> WHAT YOU HAVE TO DO:
Each record below is to be reproduced without any change.

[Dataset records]

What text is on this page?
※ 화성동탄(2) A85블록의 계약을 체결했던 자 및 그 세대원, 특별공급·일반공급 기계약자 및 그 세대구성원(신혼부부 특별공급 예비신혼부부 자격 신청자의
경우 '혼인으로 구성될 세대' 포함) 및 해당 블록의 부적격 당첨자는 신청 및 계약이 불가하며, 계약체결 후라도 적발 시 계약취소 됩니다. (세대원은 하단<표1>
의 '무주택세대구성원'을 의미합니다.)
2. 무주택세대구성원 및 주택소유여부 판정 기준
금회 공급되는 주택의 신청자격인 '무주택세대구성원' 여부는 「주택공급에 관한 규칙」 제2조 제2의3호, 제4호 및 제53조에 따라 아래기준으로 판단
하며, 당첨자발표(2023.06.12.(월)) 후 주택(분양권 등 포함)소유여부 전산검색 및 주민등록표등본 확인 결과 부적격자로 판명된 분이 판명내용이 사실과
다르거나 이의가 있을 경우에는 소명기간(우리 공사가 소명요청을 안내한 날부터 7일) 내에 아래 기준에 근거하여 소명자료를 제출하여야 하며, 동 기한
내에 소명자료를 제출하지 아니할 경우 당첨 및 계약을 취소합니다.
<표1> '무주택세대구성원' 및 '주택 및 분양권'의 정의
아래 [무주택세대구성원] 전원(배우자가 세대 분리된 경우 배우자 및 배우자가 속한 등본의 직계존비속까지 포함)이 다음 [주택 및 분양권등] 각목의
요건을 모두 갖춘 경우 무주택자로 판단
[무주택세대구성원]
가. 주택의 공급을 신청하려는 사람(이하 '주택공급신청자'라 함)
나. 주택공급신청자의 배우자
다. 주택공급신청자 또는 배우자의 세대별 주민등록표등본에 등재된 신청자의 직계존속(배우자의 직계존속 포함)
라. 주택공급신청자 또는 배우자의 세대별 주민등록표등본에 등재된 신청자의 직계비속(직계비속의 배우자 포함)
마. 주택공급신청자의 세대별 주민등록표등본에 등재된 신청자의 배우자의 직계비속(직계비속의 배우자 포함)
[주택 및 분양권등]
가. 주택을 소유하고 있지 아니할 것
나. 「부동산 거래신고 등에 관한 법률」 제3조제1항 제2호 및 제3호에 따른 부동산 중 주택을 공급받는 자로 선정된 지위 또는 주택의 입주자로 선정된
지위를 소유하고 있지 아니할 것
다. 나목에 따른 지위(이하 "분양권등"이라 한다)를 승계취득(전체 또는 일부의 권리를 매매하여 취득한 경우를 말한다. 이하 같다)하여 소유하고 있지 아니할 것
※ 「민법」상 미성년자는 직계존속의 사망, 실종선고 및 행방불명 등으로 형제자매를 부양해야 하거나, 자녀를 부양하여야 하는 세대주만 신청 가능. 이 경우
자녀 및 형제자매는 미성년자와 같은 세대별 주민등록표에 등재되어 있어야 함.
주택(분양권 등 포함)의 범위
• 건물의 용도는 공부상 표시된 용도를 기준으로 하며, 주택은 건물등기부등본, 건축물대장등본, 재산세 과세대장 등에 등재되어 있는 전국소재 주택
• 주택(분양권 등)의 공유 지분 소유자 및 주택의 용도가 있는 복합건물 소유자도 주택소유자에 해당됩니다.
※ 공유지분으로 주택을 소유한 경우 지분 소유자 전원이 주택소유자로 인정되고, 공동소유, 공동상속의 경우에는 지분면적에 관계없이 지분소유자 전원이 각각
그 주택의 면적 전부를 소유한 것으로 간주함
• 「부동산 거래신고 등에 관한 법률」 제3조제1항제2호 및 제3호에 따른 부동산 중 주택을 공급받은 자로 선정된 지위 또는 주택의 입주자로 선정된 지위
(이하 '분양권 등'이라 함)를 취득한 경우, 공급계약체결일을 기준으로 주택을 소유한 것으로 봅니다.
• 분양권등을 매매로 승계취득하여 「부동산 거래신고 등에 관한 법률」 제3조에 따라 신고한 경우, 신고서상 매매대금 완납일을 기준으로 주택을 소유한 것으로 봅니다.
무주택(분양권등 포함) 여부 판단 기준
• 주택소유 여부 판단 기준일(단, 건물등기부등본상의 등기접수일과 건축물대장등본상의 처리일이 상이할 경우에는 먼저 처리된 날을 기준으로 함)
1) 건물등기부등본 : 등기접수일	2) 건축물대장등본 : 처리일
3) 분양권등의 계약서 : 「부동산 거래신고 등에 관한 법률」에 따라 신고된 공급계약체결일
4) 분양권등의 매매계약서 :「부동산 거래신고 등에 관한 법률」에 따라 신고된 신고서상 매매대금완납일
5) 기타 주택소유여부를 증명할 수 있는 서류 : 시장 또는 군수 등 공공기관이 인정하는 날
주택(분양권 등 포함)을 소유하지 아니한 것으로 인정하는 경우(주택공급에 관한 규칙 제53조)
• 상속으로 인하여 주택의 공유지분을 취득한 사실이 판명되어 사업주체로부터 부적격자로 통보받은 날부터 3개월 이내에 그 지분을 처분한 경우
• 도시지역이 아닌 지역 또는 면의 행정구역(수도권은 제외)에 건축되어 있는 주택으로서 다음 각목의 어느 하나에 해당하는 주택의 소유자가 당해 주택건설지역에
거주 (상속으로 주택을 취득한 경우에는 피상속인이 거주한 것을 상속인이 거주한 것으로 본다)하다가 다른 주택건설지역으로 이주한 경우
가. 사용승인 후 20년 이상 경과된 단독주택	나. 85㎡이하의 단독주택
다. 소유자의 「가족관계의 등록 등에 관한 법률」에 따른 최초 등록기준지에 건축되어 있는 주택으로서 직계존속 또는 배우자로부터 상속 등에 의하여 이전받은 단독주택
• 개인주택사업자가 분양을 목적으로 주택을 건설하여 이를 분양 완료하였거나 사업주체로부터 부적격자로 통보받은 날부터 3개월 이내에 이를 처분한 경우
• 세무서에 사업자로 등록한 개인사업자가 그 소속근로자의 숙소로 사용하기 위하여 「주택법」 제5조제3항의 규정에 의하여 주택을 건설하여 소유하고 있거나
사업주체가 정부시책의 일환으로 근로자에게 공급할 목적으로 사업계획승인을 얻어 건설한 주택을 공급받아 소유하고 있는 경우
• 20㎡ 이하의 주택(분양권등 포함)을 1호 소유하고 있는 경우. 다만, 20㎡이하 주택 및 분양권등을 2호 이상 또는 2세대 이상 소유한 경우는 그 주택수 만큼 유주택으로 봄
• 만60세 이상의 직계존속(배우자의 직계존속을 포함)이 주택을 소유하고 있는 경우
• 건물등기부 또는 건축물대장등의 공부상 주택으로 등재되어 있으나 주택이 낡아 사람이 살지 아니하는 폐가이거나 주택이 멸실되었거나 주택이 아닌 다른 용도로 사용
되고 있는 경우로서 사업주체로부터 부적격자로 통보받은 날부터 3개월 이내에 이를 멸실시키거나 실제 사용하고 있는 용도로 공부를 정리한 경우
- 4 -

> SOLVED EXERCISE:
What text is on this page?
※ 화성동탄(2) A85블록의 계약을 체결했던 자 및 그 세대원, 특별공급·일반공급 기계약자 및 그 세대구성원(신혼부부 특별공급 예비신혼부부 자격 신청자의
경우 '혼인으로 구성될 세대' 포함) 및 해당 블록의 부적격 당첨자는 신청 및 계약이 불가하며, 계약체결 후라도 적발 시 계약취소 됩니다. (세대원은 하단<표1>
의 '무주택세대구성원'을 의미합니다.)
2. 무주택세대구성원 및 주택소유여부 판정 기준
금회 공급되는 주택의 신청자격인 '무주택세대구성원' 여부는 「주택공급에 관한 규칙」 제2조 제2의3호, 제4호 및 제53조에 따라 아래기준으로 판단
하며, 당첨자발표(2023.06.12.(월)) 후 주택(분양권 등 포함)소유여부 전산검색 및 주민등록표등본 확인 결과 부적격자로 판명된 분이 판명내용이 사실과
다르거나 이의가 있을 경우에는 소명기간(우리 공사가 소명요청을 안내한 날부터 7일) 내에 아래 기준에 근거하여 소명자료를 제출하여야 하며, 동 기한
내에 소명자료를 제출하지 아니할 경우 당첨 및 계약을 취소합니다.
<표1> '무주택세대구성원' 및 '주택 및 분양권'의 정의
아래 [무주택세대구성원] 전원(배우자가 세대 분리된 경우 배우자 및 배우자가 속한 등본의 직계존비속까지 포함)이 다음 [주택 및 분양권등] 각목의
요건을 모두 갖춘 경우 무주택자로 판단
[무주택세대구성원]
가. 주택의 공급을 신청하려는 사람(이하 '주택공급신청자'라 함)
나. 주택공급신청자의 배우자
다. 주택공급신청자 또는 배우자의 세대별 주민등록표등본에 등재된 신청자의 직계존속(배우자의 직계존속 포함)
라. 주택공급신청자 또는 배우자의 세대별 주민등록표등본에 등재된 신청자의 직계비속(직계비속의 배우자 포함)
마. 주택공급신청자의 세대별 주민등록표등본에 등재된 신청자의 배우자의 직계비속(직계비속의 배우자 포함)
[주택 및 분양권등]
가. 주택을 소유하고 있지 아니할 것
나. 「부동산 거래신고 등에 관한 법률」 제3조제1항 제2호 및 제3호에 따른 부동산 중 주택을 공급받는 자로 선정된 지위 또는 주택의 입주자로 선정된
지위를 소유하고 있지 아니할 것
다. 나목에 따른 지위(이하 "분양권등"이라 한다)를 승계취득(전체 또는 일부의 권리를 매매하여 취득한 경우를 말한다. 이하 같다)하여 소유하고 있지 아니할 것
※ 「민법」상 미성년자는 직계존속의 사망, 실종선고 및 행방불명 등으로 형제자매를 부양해야 하거나, 자녀를 부양하여야 하는 세대주만 신청 가능. 이 경우
자녀 및 형제자매는 미성년자와 같은 세대별 주민등록표에 등재되어 있어야 함.
주택(분양권 등 포함)의 범위
• 건물의 용도는 공부상 표시된 용도를 기준으로 하며, 주택은 건물등기부등본, 건축물대장등본, 재산세 과세대장 등에 등재되어 있는 전국소재 주택
• 주택(분양권 등)의 공유 지분 소유자 및 주택의 용도가 있는 복합건물 소유자도 주택소유자에 해당됩니다.
※ 공유지분으로 주택을 소유한 경우 지분 소유자 전원이 주택소유자로 인정되고, 공동소유, 공동상속의 경우에는 지분면적에 관계없이 지분소유자 전원이 각각
그 주택의 면적 전부를 소유한 것으로 간주함
• 「부동산 거래신고 등에 관한 법률」 제3조제1항제2호 및 제3호에 따른 부동산 중 주택을 공급받은 자로 선정된 지위 또는 주택의 입주자로 선정된 지위
(이하 '분양권 등'이라 함)를 취득한 경우, 공급계약체결일을 기준으로 주택을 소유한 것으로 봅니다.
• 분양권등을 매매로 승계취득하여 「부동산 거래신고 등에 관한 법률」 제3조에 따라 신고한 경우, 신고서상 매매대금 완납일을 기준으로 주택을 소유한 것으로 봅니다.
무주택(분양권등 포함) 여부 판단 기준
• 주택소유 여부 판단 기준일(단, 건물등기부등본상의 등기접수일과 건축물대장등본상의 처리일이 상이할 경우에는 먼저 처리된 날을 기준으로 함)
1) 건물등기부등본 : 등기접수일	2) 건축물대장등본 : 처리일
3) 분양권등의 계약서 : 「부동산 거래신고 등에 관한 법률」에 따라 신고된 공급계약체결일
4) 분양권등의 매매계약서 :「부동산 거래신고 등에 관한 법률」에 따라 신고된 신고서상 매매대금완납일
5) 기타 주택소유여부를 증명할 수 있는 서류 : 시장 또는 군수 등 공공기관이 인정하는 날
주택(분양권 등 포함)을 소유하지 아니한 것으로 인정하는 경우(주택공급에 관한 규칙 제53조)
• 상속으로 인하여 주택의 공유지분을 취득한 사실이 판명되어 사업주체로부터 부적격자로 통보받은 날부터 3개월 이내에 그 지분을 처분한 경우
• 도시지역이 아닌 지역 또는 면의 행정구역(수도권은 제외)에 건축되어 있는 주택으로서 다음 각목의 어느 하나에 해당하는 주택의 소유자가 당해 주택건설지역에
거주 (상속으로 주택을 취득한 경우에는 피상속인이 거주한 것을 상속인이 거주한 것으로 본다)하다가 다른 주택건설지역으로 이주한 경우
가. 사용승인 후 20년 이상 경과된 단독주택	나. 85㎡이하의 단독주택
다. 소유자의 「가족관계의 등록 등에 관한 법률」에 따른 최초 등록기준지에 건축되어 있는 주택으로서 직계존속 또는 배우자로부터 상속 등에 의하여 이전받은 단독주택
• 개인주택사업자가 분양을 목적으로 주택을 건설하여 이를 분양 완료하였거나 사업주체로부터 부적격자로 통보받은 날부터 3개월 이내에 이를 처분한 경우
• 세무서에 사업자로 등록한 개인사업자가 그 소속근로자의 숙소로 사용하기 위하여 「주택법」 제5조제3항의 규정에 의하여 주택을 건설하여 소유하고 있거나
사업주체가 정부시책의 일환으로 근로자에게 공급할 목적으로 사업계획승인을 얻어 건설한 주택을 공급받아 소유하고 있는 경우
• 20㎡ 이하의 주택(분양권등 포함)을 1호 소유하고 있는 경우. 다만, 20㎡이하 주택 및 분양권등을 2호 이상 또는 2세대 이상 소유한 경우는 그 주택수 만큼 유주택으로 봄
• 만60세 이상의 직계존속(배우자의 직계존속을 포함)이 주택을 소유하고 있는 경우
• 건물등기부 또는 건축물대장등의 공부상 주택으로 등재되어 있으나 주택이 낡아 사람이 살지 아니하는 폐가이거나 주택이 멸실되었거나 주택이 아닌 다른 용도로 사용
되고 있는 경우로서 사업주체로부터 부적격자로 통보받은 날부터 3개월 이내에 이를 멸실시키거나 실제 사용하고 있는 용도로 공부를 정리한 경우
- 4 -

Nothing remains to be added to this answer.